Posts Tagged ‘Morgan Saylor’

RICHARD’S WEEKEND MOVIE REVIEWS FROM CP24! FRIDAY NOVEMBER 04, 2017.

Richard and CP24 anchor Nick Dixon have a look at the weekend’s new movies including Chris Hemsworth’s funny take on his most famous character in “Thor: Ragnarok,” the lump of coal that is “A Bad Moms Christmas” and the strangest movie of the year, “The Killing of the Sacred Deer.”

Watch the whole thing HERE!

RICHARD’S CTV NEWSCHANNEL WEEKEND MOVIE REVIEWS & MORE FOR NOVEMBER 03.

Richard sits in with CTV NewsChannel anchor Lois Lee to have a look at the clown prince of Asgard in “Thor: Ragnarok,” the grammatically incorrect “A Bad Moms Christmas, the strange “The Killing of the Sacred Deer” and the religious drama “Novitiate.”

Watch the whole thing HERE!

NOVITIATE: 2½ STARS. “as tightly wound as one of Reverend Mother’s Rosaries.”

“Novitiate,” the new drama from director Margaret Betts, is a story of love, piety, obedience and sacrifice that is as tightly wound as one of Reverend Mother’s (Melissa Leo) Rosaries.

Cathleen (played as a youngster by Eliza Stella Mason) is a just seven years old when she falls in love for the first time. Taken to church for the first time by her non-religious mother Nora (Julianne Nicholson) the little girl becomes attracted to the solemnity of the service. It’s the polar opposite of her home life where Mom and Dad (Chris Zylka) are constantly at one another’s throats. When she’s offered a chance to attend Catholic school for free Cathleen jumps at the chance despite Nora’s misgivings.

At the convent school Cathleen (played by Margaret Qualley from age seventeen on) finds the life she was always unable to enjoy at home. Under the watchful eye of Reverend Mother the teenager decides to give herself over to the church, become a nun and devote herself to the worship and servitude of God.

“That’s the craziest thing I have ever heard,” comes Nora’s stunned reaction.

“I was called,” says Cathleen. “I want to become a nun and there is nothing you can do to make me change my mind.”

Her training—from postulant to the novitiate—coincides with the introduction of Vatican II, a reaction to changing cultural practises after World War II that signalled widespread changes in the church. With change afoot Cathleen determines what it means to embark on a life as a servant of God, as Reverend Mother grapples with what the changes mean to her faith.

“Novitiate” is a detailed, sombre look at the nature of faith that sometimes feels like two movies in one. Cathleen’s narrative leads the story and is the most compelling part of the film but her story of love and sacrifice is diluted by Reverend Mother’s reaction to the reformist and more-liberal-than-she’d-like Vatican II dictums. The characters are bookends but even with the two hour run time there isn’t quite enough story to dive deep into their lives and make us care about both.

Better stated are Cathleen’s quandaries. She wrangles but rarely waivers with her faith, presenting a complex look at the personal toll that comes with the gruelling novitiate process. Qualley and her supporting cast of “sisters”— Liana Liberato, Eline Powell, Morgan Saylor, Maddie Hasson and Ashley Bell—are a mosaic of characters placed together to show the various reasons the young women chose to become nuns.

Leo humanizes the severe Reverend Mother, turning her from stern mistress to a person caught in the tide of change and unable to swim.

Betts, who also wrote “Novitiate’s” script, brings nuance and thoughtfulness to most characters but as a whole the meditative mood of the movie’s two storylines never coalesce.

[Items listed in a dataset]
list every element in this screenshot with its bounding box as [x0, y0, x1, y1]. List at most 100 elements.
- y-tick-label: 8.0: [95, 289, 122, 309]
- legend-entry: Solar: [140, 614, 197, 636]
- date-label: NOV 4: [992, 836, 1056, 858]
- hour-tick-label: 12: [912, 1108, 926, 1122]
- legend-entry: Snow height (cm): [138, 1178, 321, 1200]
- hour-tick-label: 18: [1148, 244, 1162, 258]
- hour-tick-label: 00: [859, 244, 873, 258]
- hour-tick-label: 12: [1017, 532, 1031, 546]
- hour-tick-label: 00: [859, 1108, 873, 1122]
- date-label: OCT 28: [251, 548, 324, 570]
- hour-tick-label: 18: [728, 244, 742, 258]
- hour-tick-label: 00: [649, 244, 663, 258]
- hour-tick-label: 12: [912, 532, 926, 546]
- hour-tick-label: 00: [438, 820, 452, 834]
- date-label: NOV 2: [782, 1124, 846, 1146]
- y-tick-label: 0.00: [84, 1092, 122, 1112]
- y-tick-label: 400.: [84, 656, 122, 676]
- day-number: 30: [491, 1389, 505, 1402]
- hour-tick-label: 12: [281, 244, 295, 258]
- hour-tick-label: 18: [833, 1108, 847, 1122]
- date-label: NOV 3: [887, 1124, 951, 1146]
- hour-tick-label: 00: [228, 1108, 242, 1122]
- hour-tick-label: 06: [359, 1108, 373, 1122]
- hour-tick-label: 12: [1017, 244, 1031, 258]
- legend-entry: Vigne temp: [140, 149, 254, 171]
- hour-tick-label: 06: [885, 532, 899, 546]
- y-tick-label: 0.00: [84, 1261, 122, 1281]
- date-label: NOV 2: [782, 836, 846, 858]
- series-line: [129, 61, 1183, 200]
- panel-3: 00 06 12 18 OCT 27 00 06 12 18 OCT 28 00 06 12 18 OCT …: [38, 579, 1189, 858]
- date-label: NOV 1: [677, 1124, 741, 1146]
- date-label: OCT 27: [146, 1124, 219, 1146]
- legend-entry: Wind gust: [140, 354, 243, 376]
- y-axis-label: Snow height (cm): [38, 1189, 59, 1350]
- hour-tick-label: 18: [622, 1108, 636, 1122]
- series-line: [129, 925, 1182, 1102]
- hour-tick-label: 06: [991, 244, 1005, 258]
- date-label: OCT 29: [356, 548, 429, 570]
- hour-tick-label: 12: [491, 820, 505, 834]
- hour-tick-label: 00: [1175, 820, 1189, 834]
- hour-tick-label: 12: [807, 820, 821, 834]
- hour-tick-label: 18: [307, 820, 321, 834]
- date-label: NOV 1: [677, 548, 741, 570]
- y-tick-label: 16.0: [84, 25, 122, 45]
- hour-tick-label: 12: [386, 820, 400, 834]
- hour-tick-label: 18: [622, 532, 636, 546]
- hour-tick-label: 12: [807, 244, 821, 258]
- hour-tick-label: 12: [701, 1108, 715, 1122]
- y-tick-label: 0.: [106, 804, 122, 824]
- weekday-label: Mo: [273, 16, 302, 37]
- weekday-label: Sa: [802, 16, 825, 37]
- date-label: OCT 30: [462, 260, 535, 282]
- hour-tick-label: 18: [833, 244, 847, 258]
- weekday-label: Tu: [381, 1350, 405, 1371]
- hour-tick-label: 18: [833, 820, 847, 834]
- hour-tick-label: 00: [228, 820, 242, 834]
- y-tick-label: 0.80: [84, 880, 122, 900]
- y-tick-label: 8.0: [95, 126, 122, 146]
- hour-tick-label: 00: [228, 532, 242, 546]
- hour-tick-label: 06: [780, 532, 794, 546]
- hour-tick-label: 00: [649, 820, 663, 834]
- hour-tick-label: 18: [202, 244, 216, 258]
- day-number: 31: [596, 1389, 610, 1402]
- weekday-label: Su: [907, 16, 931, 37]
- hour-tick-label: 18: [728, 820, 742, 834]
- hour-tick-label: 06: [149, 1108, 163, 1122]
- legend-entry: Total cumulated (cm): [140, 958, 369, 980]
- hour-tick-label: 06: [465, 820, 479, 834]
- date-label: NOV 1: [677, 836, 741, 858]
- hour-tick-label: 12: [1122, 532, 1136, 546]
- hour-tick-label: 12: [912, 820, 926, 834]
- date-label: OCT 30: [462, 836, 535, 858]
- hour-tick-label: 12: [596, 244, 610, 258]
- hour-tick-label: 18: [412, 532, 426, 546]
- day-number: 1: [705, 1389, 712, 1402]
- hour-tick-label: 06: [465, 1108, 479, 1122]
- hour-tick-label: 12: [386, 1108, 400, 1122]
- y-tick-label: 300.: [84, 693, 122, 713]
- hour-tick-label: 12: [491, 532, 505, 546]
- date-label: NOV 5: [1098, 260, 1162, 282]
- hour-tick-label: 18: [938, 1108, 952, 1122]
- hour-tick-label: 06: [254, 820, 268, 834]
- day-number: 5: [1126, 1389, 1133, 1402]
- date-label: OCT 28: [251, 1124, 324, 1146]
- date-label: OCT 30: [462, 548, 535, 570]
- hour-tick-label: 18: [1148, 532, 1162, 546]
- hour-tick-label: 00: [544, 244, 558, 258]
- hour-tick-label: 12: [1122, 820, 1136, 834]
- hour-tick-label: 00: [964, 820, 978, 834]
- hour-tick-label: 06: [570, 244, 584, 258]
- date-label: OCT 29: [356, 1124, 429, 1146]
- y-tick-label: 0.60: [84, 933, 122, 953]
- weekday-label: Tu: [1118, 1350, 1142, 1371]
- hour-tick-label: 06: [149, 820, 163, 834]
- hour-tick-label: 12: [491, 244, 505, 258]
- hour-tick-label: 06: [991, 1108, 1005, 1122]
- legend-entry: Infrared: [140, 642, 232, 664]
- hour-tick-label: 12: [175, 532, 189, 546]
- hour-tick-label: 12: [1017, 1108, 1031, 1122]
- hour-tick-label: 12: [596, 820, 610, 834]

> Task list
• A. Reproduce the passage of the movie reviews that runs from "NOVITIATE: 2½ STARS." to "(Melissa Leo) Rosaries.".
• B. According to the movie reviews, who directed "Novitiate"?

> List of answers
• A.
NOVITIATE: 2½ STARS. “as tightly wound as one of Reverend Mother’s Rosaries.”

“Novitiate,” the new drama from director Margaret Betts, is a story of love, piety, obedience and sacrifice that is as tightly wound as one of Reverend Mother’s (Melissa Leo) Rosaries.

• B. Margaret Betts